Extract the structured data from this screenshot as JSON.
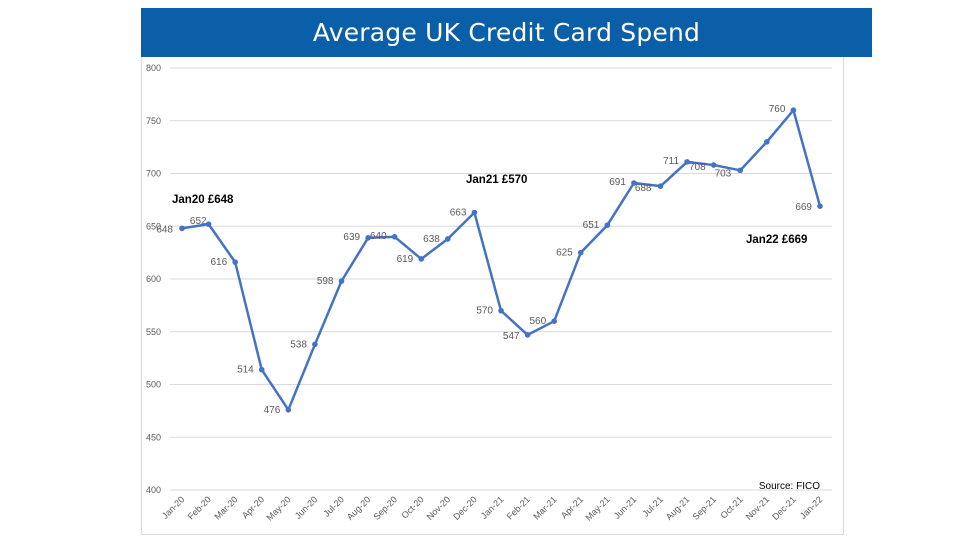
{
  "chart_data": {
    "type": "line",
    "title": "Average UK Credit Card Spend",
    "xlabel": "",
    "ylabel": "",
    "ylim": [
      400,
      800
    ],
    "yticks": [
      400,
      450,
      500,
      550,
      600,
      650,
      700,
      750,
      800
    ],
    "grid": true,
    "legend": "none",
    "series_color": "#4472c4",
    "categories": [
      "Jan-20",
      "Feb-20",
      "Mar-20",
      "Apr-20",
      "May-20",
      "Jun-20",
      "Jul-20",
      "Aug-20",
      "Sep-20",
      "Oct-20",
      "Nov-20",
      "Dec-20",
      "Jan-21",
      "Feb-21",
      "Mar-21",
      "Apr-21",
      "May-21",
      "Jun-21",
      "Jul-21",
      "Aug-21",
      "Sep-21",
      "Oct-21",
      "Nov-21",
      "Dec-21",
      "Jan-22"
    ],
    "values": [
      648,
      652,
      616,
      514,
      476,
      538,
      598,
      639,
      640,
      619,
      638,
      663,
      570,
      547,
      560,
      625,
      651,
      691,
      688,
      711,
      708,
      703,
      730,
      760,
      669
    ],
    "data_labels": [
      "648",
      "652",
      "616",
      "514",
      "476",
      "538",
      "598",
      "639",
      "640",
      "619",
      "638",
      "663",
      "570",
      "547",
      "560",
      "625",
      "651",
      "691",
      "688",
      "711",
      "708",
      "703",
      "",
      "760",
      "669"
    ],
    "annotations": [
      {
        "text": "Jan20 £648",
        "category": "Jan-20"
      },
      {
        "text": "Jan21 £570",
        "category": "Jan-21"
      },
      {
        "text": "Jan22 £669",
        "category": "Jan-22"
      }
    ],
    "source": "Source: FICO"
  }
}
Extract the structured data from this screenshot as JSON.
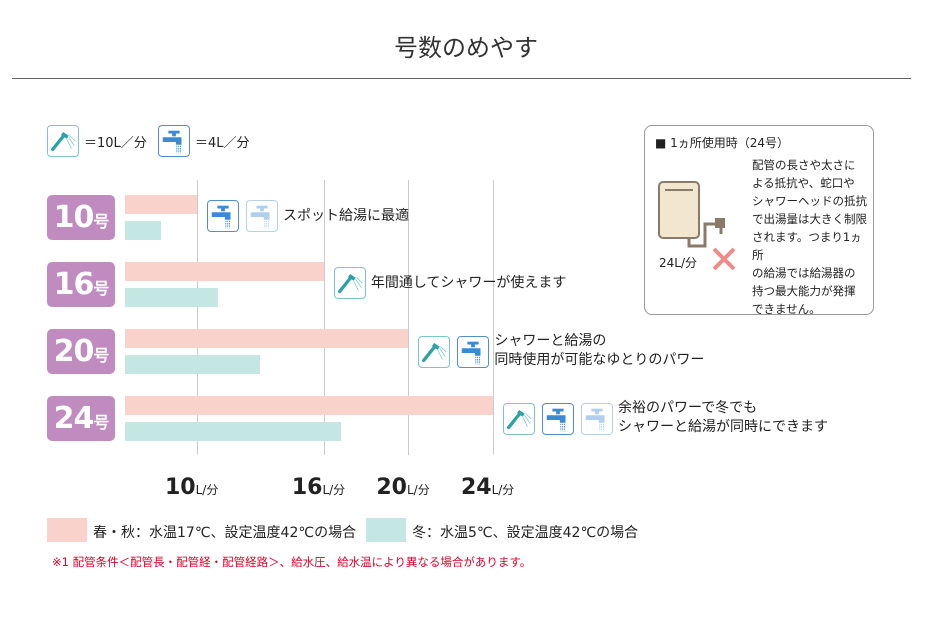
{
  "title": "号数のめやす",
  "legend_icons": {
    "shower_label": "＝10L／分",
    "faucet_label": "＝4L／分"
  },
  "colors": {
    "spring_autumn": "#f9d3cb",
    "winter": "#c5e7e4",
    "badge": "#c08cbf",
    "note": "#e0002a"
  },
  "chart_data": {
    "type": "bar",
    "orientation": "horizontal",
    "categories": [
      {
        "num": "10",
        "unit": "号"
      },
      {
        "num": "16",
        "unit": "号"
      },
      {
        "num": "20",
        "unit": "号"
      },
      {
        "num": "24",
        "unit": "号"
      }
    ],
    "series": [
      {
        "name": "春・秋：水温17℃、設定温度42℃の場合",
        "values": [
          10,
          16,
          20,
          24
        ],
        "color": "#f9d3cb"
      },
      {
        "name": "冬：水温5℃、設定温度42℃の場合",
        "values": [
          8.3,
          11,
          13,
          16.8
        ],
        "color": "#c5e7e4"
      }
    ],
    "ticks": [
      {
        "value": 10,
        "label": "10",
        "unit": "L/分"
      },
      {
        "value": 16,
        "label": "16",
        "unit": "L/分"
      },
      {
        "value": 20,
        "label": "20",
        "unit": "L/分"
      },
      {
        "value": 24,
        "label": "24",
        "unit": "L/分"
      }
    ],
    "grid": true,
    "legend_position": "bottom"
  },
  "rows": [
    {
      "icons": [
        "faucet",
        "faucet-faded"
      ],
      "text": [
        "スポット給湯に最適"
      ]
    },
    {
      "icons": [
        "shower"
      ],
      "text": [
        "年間通してシャワーが使えます"
      ]
    },
    {
      "icons": [
        "shower",
        "faucet"
      ],
      "text": [
        "シャワーと給湯の",
        "同時使用が可能なゆとりのパワー"
      ]
    },
    {
      "icons": [
        "shower",
        "faucet",
        "faucet-faded"
      ],
      "text": [
        "余裕のパワーで冬でも",
        "シャワーと給湯が同時にできます"
      ]
    }
  ],
  "info_box": {
    "heading": "■ 1ヵ所使用時（24号）",
    "flow": "24L/分",
    "lines": [
      "配管の長さや太さに",
      "よる抵抗や、蛇口や",
      "シャワーヘッドの抵抗",
      "で出湯量は大きく制限",
      "されます。つまり1ヵ所",
      "の給湯では給湯器の",
      "持つ最大能力が発揮",
      "できません。"
    ]
  },
  "note": "※1 配管条件＜配管長・配管経・配管経路＞、給水圧、給水温により異なる場合があります。"
}
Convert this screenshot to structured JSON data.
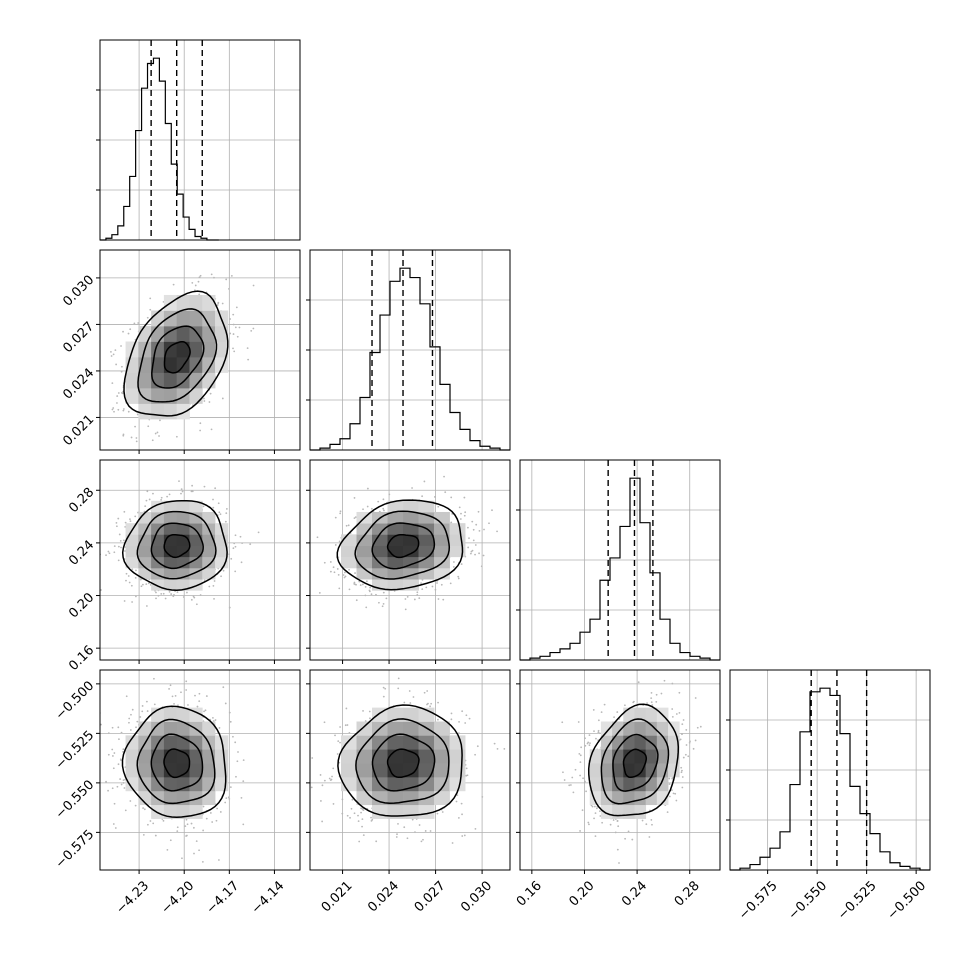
{
  "chart_data": {
    "type": "corner",
    "grid": true,
    "parameters": [
      {
        "median": -4.205,
        "q16": -4.222,
        "q84": -4.188,
        "sigma": 0.017,
        "range": [
          -4.256,
          -4.123
        ],
        "ticks": [
          -4.23,
          -4.2,
          -4.17,
          -4.14
        ],
        "tick_labels": [
          "−4.23",
          "−4.20",
          "−4.17",
          "−4.14"
        ],
        "hist": [
          0,
          1,
          3,
          8,
          19,
          36,
          62,
          86,
          100,
          103,
          90,
          66,
          43,
          26,
          13,
          6,
          2,
          1,
          0,
          0
        ],
        "hist_range": [
          -4.256,
          -4.177
        ]
      },
      {
        "median": 0.0249,
        "q16": 0.0229,
        "q84": 0.0268,
        "sigma": 0.002,
        "range": [
          0.0189,
          0.0318
        ],
        "ticks": [
          0.021,
          0.024,
          0.027,
          0.03
        ],
        "tick_labels": [
          "0.021",
          "0.024",
          "0.027",
          "0.030"
        ],
        "hist": [
          0,
          1,
          3,
          6,
          14,
          28,
          52,
          72,
          90,
          97,
          92,
          78,
          55,
          35,
          20,
          11,
          5,
          2,
          1,
          0
        ],
        "hist_range": [
          0.0189,
          0.0318
        ]
      },
      {
        "median": 0.238,
        "q16": 0.218,
        "q84": 0.252,
        "sigma": 0.017,
        "range": [
          0.151,
          0.303
        ],
        "ticks": [
          0.16,
          0.2,
          0.24,
          0.28
        ],
        "tick_labels": [
          "0.16",
          "0.20",
          "0.24",
          "0.28"
        ],
        "hist": [
          0,
          1,
          2,
          4,
          6,
          9,
          15,
          22,
          43,
          55,
          72,
          98,
          74,
          47,
          22,
          9,
          4,
          2,
          1,
          0
        ],
        "hist_range": [
          0.151,
          0.303
        ]
      },
      {
        "median": -0.54,
        "q16": -0.553,
        "q84": -0.525,
        "sigma": 0.014,
        "range": [
          -0.594,
          -0.493
        ],
        "ticks": [
          -0.575,
          -0.55,
          -0.525,
          -0.5
        ],
        "tick_labels": [
          "−0.575",
          "−0.550",
          "−0.525",
          "−0.500"
        ],
        "hist": [
          0,
          1,
          3,
          7,
          12,
          21,
          47,
          76,
          98,
          100,
          96,
          75,
          46,
          31,
          20,
          10,
          4,
          2,
          1,
          0
        ],
        "hist_range": [
          -0.594,
          -0.493
        ]
      }
    ],
    "correlations": [
      {
        "row": 1,
        "col": 0,
        "rho": 0.35
      },
      {
        "row": 2,
        "col": 0,
        "rho": 0.05
      },
      {
        "row": 2,
        "col": 1,
        "rho": 0.15
      },
      {
        "row": 3,
        "col": 0,
        "rho": -0.05
      },
      {
        "row": 3,
        "col": 1,
        "rho": 0.05
      },
      {
        "row": 3,
        "col": 2,
        "rho": 0.2
      }
    ],
    "contour_levels_sigma": [
      0.5,
      1.0,
      1.5,
      2.0
    ],
    "scatter_color": "#b8b8b8",
    "histogram_color": "#000000",
    "quantiles": [
      0.16,
      0.5,
      0.84
    ]
  }
}
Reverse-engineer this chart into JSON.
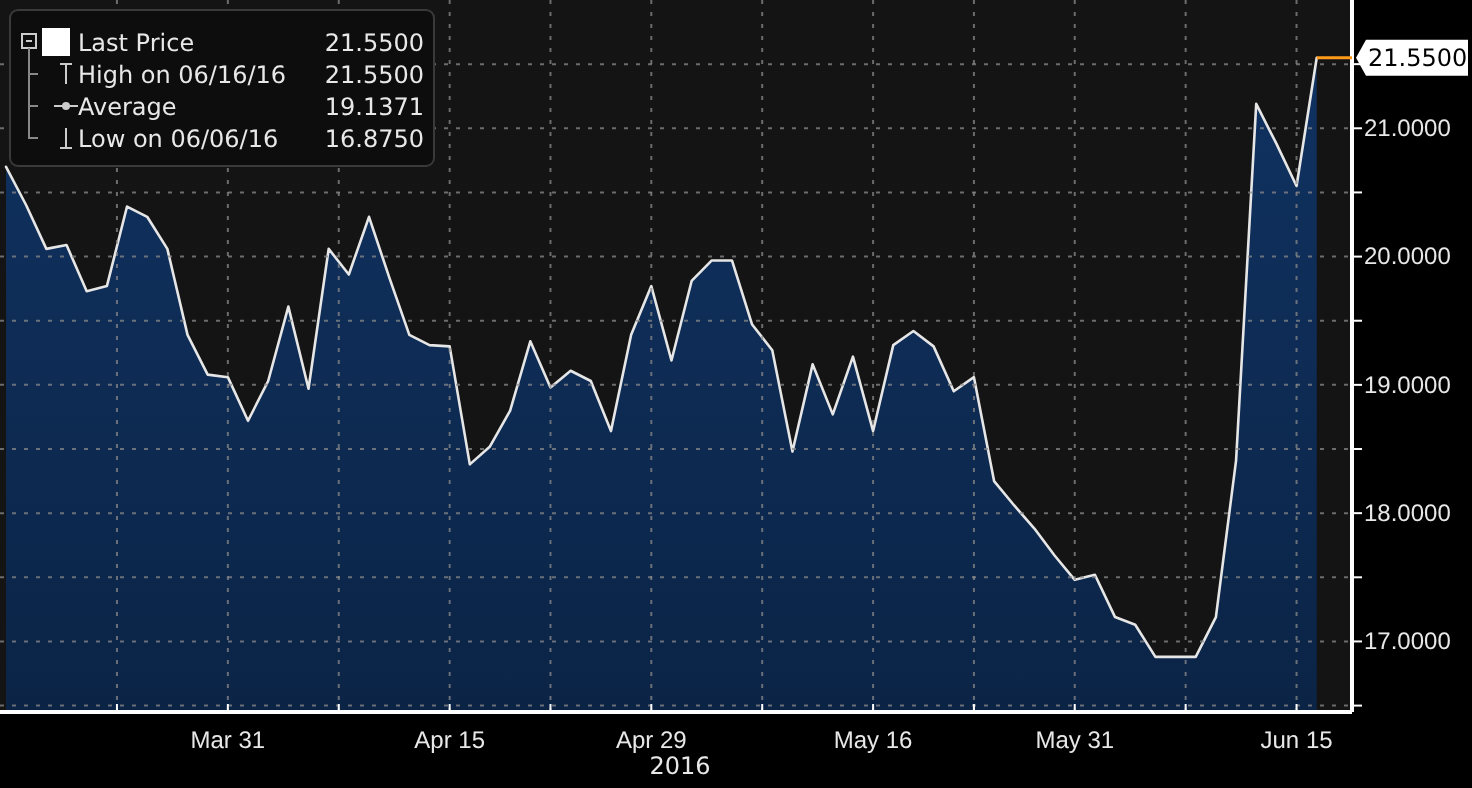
{
  "chart_data": {
    "type": "area",
    "xlabel": "2016",
    "categories": [
      null,
      null,
      null,
      null,
      null,
      null,
      null,
      null,
      null,
      null,
      null,
      "Mar 31",
      null,
      null,
      null,
      null,
      null,
      null,
      null,
      null,
      null,
      null,
      "Apr 15",
      null,
      null,
      null,
      null,
      null,
      null,
      null,
      null,
      null,
      "Apr 29",
      null,
      null,
      null,
      null,
      null,
      null,
      null,
      null,
      null,
      null,
      "May 16",
      null,
      null,
      null,
      null,
      null,
      null,
      null,
      null,
      null,
      "May 31",
      null,
      null,
      null,
      null,
      null,
      null,
      null,
      null,
      null,
      null,
      "Jun 15",
      null
    ],
    "series": [
      {
        "name": "Last Price",
        "color": "#0e2d57",
        "values": [
          20.7,
          20.4,
          20.06,
          20.09,
          19.73,
          19.77,
          20.39,
          20.31,
          20.06,
          19.39,
          19.08,
          19.06,
          18.72,
          19.03,
          19.61,
          18.97,
          20.06,
          19.86,
          20.31,
          19.84,
          19.39,
          19.31,
          19.3,
          18.38,
          18.52,
          18.8,
          19.34,
          18.98,
          19.11,
          19.03,
          18.64,
          19.39,
          19.77,
          19.19,
          19.81,
          19.97,
          19.97,
          19.47,
          19.27,
          18.48,
          19.16,
          18.77,
          19.22,
          18.64,
          19.31,
          19.42,
          19.3,
          18.95,
          19.06,
          18.25,
          18.06,
          17.88,
          17.67,
          17.48,
          17.52,
          17.19,
          17.13,
          16.88,
          16.88,
          16.88,
          17.19,
          18.41,
          21.19,
          20.88,
          20.55,
          21.55
        ]
      }
    ],
    "ylim": [
      16.45,
      22.0
    ],
    "yticks": [
      {
        "value": 16.5,
        "label": null
      },
      {
        "value": 17,
        "label": "17.0000"
      },
      {
        "value": 17.5,
        "label": null
      },
      {
        "value": 18,
        "label": "18.0000"
      },
      {
        "value": 18.5,
        "label": null
      },
      {
        "value": 19,
        "label": "19.0000"
      },
      {
        "value": 19.5,
        "label": null
      },
      {
        "value": 20,
        "label": "20.0000"
      },
      {
        "value": 20.5,
        "label": null
      },
      {
        "value": 21,
        "label": "21.0000"
      },
      {
        "value": 21.5,
        "label": null
      }
    ],
    "grid": true,
    "legend": "top left",
    "annotations": [
      "21.5500",
      "High on 06/16/16",
      "21.5500",
      "Average",
      "19.1371",
      "Low on 06/06/16",
      "16.8750",
      "21.5500"
    ]
  }
}
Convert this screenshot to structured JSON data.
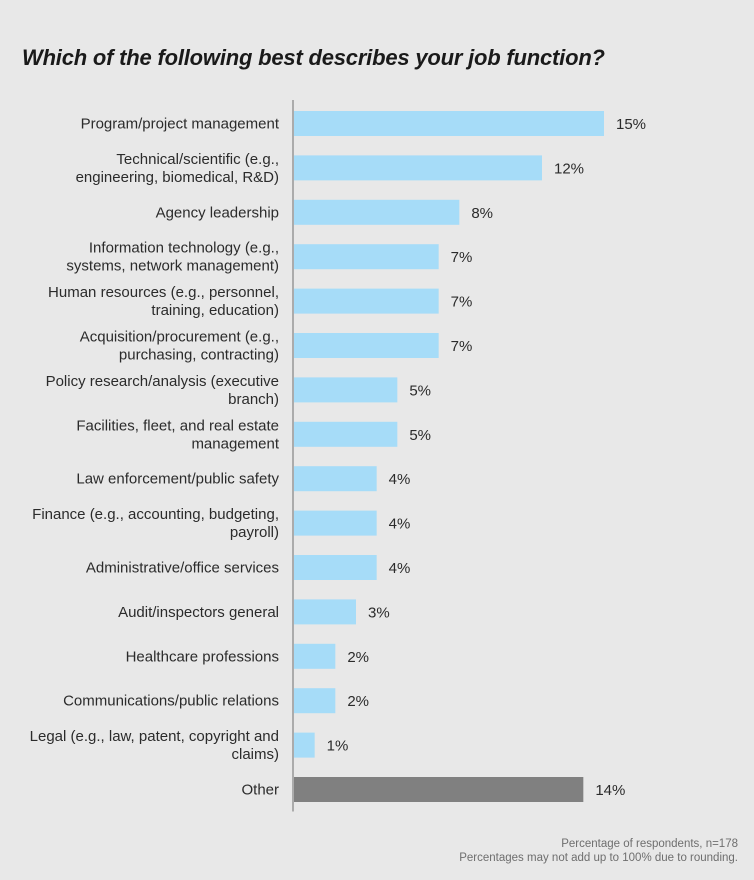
{
  "chart_data": {
    "type": "bar",
    "orientation": "horizontal",
    "title": "Which of the following best describes your job function?",
    "xlabel": "",
    "ylabel": "",
    "xlim": [
      0,
      15
    ],
    "grid": false,
    "unit": "%",
    "categories": [
      [
        "Program/project management"
      ],
      [
        "Technical/scientific (e.g.,",
        "engineering, biomedical, R&D)"
      ],
      [
        "Agency leadership"
      ],
      [
        "Information technology (e.g.,",
        "systems, network management)"
      ],
      [
        "Human resources (e.g., personnel,",
        "training, education)"
      ],
      [
        "Acquisition/procurement (e.g.,",
        "purchasing, contracting)"
      ],
      [
        "Policy research/analysis (executive",
        "branch)"
      ],
      [
        "Facilities, fleet, and real estate",
        "management"
      ],
      [
        "Law enforcement/public safety"
      ],
      [
        "Finance (e.g., accounting, budgeting,",
        "payroll)"
      ],
      [
        "Administrative/office services"
      ],
      [
        "Audit/inspectors general"
      ],
      [
        "Healthcare professions"
      ],
      [
        "Communications/public relations"
      ],
      [
        "Legal (e.g., law, patent, copyright and",
        "claims)"
      ],
      [
        "Other"
      ]
    ],
    "values": [
      15,
      12,
      8,
      7,
      7,
      7,
      5,
      5,
      4,
      4,
      4,
      3,
      2,
      2,
      1,
      14
    ],
    "value_labels": [
      "15%",
      "12%",
      "8%",
      "7%",
      "7%",
      "7%",
      "5%",
      "5%",
      "4%",
      "4%",
      "4%",
      "3%",
      "2%",
      "2%",
      "1%",
      "14%"
    ],
    "bar_colors": [
      "#a6dcf8",
      "#a6dcf8",
      "#a6dcf8",
      "#a6dcf8",
      "#a6dcf8",
      "#a6dcf8",
      "#a6dcf8",
      "#a6dcf8",
      "#a6dcf8",
      "#a6dcf8",
      "#a6dcf8",
      "#a6dcf8",
      "#a6dcf8",
      "#a6dcf8",
      "#a6dcf8",
      "#808080"
    ],
    "axis_color": "#8a8a8a"
  },
  "footnote": {
    "line1": "Percentage of respondents, n=178",
    "line2": "Percentages may not add up to 100% due to rounding."
  }
}
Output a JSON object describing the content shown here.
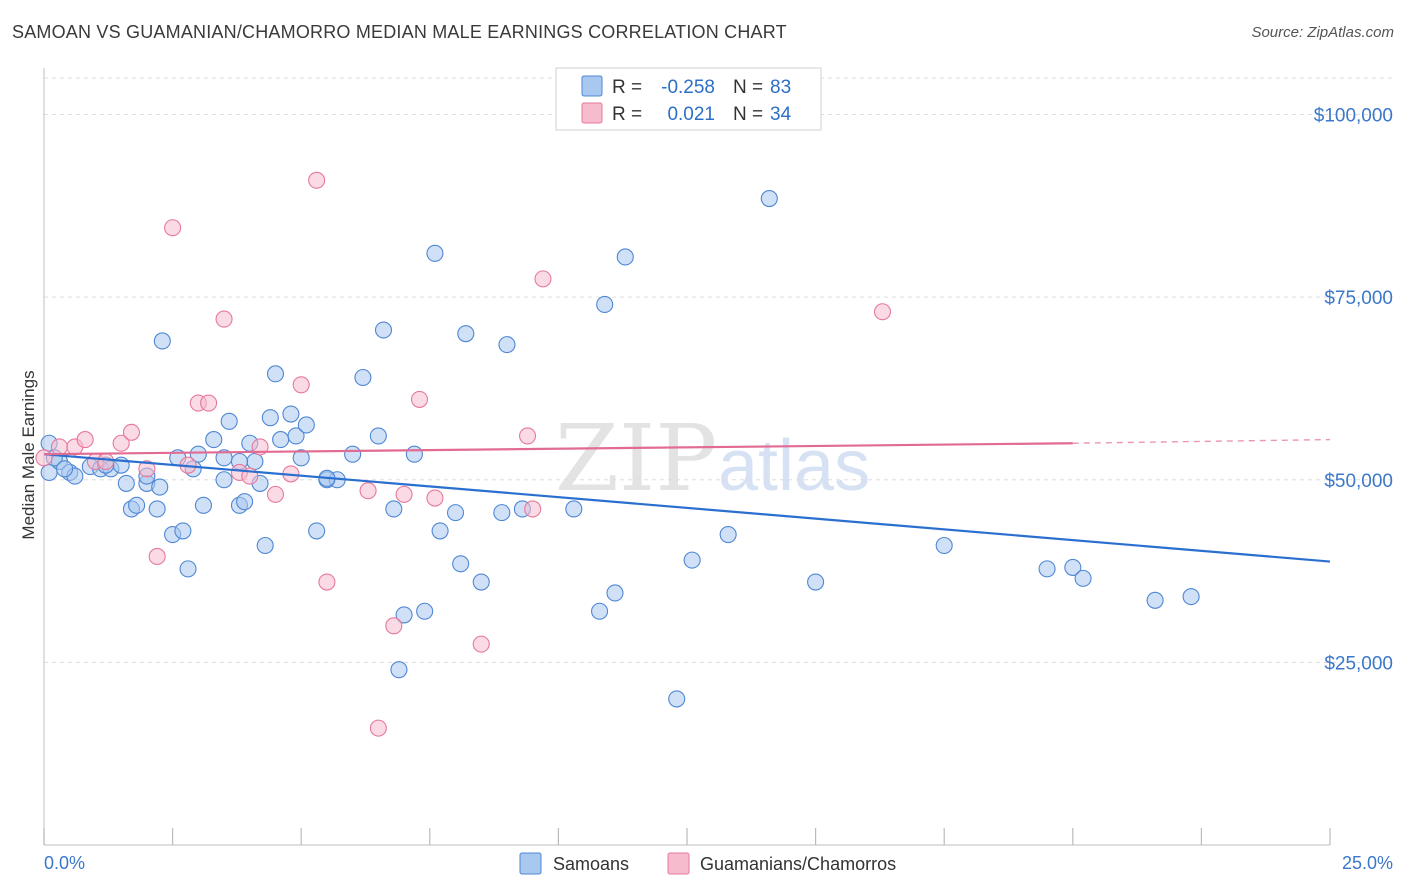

> **EXERCISE DESCRIPTION**
Identify and list each line with the word "category".

> **EXERCISE OUTPUT**
        "category": "Jan-20"
        "category": "Jan-21"
        "category": "Jan-22"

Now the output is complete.